== DATA ENTRIES ==
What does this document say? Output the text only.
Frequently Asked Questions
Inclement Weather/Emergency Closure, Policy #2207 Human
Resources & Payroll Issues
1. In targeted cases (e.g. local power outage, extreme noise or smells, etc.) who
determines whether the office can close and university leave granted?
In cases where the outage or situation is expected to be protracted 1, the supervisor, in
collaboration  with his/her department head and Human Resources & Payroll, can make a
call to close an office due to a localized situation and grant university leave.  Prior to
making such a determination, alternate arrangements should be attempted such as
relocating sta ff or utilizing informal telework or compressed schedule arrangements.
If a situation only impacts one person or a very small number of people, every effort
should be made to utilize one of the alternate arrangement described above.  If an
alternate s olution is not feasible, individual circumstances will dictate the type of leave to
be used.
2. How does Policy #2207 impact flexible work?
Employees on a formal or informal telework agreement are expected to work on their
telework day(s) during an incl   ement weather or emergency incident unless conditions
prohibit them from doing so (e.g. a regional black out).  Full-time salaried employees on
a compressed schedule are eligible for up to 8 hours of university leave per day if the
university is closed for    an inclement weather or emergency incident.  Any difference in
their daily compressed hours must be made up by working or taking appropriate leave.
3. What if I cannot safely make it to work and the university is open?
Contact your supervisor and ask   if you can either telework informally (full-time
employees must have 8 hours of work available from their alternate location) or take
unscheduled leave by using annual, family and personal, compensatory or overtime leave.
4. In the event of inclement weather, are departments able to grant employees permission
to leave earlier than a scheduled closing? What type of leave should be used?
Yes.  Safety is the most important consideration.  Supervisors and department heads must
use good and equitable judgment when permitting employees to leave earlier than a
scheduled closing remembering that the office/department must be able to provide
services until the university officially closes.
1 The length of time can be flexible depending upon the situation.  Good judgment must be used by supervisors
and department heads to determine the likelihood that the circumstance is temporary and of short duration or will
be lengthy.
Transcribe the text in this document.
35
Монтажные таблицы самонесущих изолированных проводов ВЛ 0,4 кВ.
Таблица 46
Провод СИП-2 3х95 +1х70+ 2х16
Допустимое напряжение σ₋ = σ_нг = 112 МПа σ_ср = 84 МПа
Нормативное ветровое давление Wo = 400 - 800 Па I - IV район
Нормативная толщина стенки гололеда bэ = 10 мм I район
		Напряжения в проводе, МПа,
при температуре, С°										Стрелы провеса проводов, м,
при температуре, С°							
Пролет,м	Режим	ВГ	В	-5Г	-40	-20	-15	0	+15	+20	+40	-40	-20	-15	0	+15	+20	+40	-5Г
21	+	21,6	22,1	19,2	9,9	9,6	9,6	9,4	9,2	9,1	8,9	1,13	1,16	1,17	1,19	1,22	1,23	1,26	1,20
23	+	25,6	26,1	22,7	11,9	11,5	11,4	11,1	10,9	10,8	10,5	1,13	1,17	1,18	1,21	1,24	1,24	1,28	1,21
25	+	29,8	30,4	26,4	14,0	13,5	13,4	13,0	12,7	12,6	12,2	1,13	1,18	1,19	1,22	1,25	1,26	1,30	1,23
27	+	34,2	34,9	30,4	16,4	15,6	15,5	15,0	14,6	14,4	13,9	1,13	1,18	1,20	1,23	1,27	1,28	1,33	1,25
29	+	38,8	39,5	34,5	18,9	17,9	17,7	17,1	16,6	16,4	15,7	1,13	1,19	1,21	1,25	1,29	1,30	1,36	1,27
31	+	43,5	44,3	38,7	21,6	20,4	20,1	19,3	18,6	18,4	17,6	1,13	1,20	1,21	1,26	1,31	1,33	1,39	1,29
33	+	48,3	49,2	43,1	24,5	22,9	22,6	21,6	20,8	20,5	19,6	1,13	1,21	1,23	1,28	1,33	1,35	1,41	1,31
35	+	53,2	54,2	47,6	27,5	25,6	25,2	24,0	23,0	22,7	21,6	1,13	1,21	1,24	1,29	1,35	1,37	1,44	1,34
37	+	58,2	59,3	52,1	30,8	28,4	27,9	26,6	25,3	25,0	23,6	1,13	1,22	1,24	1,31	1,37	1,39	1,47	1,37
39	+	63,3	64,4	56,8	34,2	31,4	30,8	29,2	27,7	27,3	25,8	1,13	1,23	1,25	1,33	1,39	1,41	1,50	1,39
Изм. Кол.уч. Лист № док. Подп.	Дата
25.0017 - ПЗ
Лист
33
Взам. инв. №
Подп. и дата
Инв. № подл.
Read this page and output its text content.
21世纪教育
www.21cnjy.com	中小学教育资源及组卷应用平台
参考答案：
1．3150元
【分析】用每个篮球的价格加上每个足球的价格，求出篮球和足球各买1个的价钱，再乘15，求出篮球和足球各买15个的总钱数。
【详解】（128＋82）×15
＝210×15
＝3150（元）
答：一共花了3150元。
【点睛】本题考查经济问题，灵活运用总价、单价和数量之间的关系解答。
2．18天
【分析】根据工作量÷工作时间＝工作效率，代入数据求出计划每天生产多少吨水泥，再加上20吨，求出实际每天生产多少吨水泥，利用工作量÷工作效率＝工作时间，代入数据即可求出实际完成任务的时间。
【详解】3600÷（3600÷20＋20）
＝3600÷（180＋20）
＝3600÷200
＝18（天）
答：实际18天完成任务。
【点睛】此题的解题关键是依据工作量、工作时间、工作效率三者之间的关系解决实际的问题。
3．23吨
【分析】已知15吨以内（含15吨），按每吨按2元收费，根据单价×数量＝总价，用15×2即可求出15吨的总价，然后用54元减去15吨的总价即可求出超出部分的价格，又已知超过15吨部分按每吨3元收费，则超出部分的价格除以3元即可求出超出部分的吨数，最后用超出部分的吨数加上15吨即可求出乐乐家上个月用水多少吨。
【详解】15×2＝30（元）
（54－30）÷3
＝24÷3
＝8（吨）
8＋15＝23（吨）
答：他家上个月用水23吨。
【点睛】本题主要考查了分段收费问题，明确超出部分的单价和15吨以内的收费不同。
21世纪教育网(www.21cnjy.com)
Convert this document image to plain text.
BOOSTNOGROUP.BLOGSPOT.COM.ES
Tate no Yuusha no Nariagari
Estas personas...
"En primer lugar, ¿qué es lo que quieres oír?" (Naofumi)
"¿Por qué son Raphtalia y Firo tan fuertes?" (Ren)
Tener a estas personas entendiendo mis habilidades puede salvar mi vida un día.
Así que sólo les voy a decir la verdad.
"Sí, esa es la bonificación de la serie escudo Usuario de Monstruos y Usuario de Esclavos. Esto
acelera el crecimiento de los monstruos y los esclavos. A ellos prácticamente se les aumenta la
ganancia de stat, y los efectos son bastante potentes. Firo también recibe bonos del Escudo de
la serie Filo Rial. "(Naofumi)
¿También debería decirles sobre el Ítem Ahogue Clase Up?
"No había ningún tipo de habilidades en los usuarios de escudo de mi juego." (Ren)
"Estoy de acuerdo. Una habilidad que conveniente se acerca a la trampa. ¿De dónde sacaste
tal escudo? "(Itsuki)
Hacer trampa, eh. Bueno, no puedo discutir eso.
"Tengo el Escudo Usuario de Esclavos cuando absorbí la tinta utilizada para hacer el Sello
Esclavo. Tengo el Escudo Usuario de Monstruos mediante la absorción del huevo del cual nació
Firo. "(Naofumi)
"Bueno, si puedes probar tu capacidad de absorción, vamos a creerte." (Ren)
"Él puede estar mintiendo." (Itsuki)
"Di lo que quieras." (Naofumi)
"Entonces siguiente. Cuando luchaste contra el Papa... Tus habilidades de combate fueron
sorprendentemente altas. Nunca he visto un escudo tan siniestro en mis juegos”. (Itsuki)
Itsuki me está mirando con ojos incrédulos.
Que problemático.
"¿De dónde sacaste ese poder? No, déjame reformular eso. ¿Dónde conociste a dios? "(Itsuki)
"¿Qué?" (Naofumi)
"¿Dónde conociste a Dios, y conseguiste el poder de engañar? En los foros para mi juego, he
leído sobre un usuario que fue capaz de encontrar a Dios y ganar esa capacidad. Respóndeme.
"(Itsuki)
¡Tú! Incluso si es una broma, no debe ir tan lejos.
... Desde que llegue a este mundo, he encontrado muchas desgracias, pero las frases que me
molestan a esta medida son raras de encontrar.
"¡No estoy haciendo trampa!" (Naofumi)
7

== TASK BRIEF ==
Show every line that contains the word "made".

== RIGHT ANSWER ==
should be made to utilize one of the alternate arrangement described above.  If an
their daily compressed hours must be made up by working or taking appropriate leave.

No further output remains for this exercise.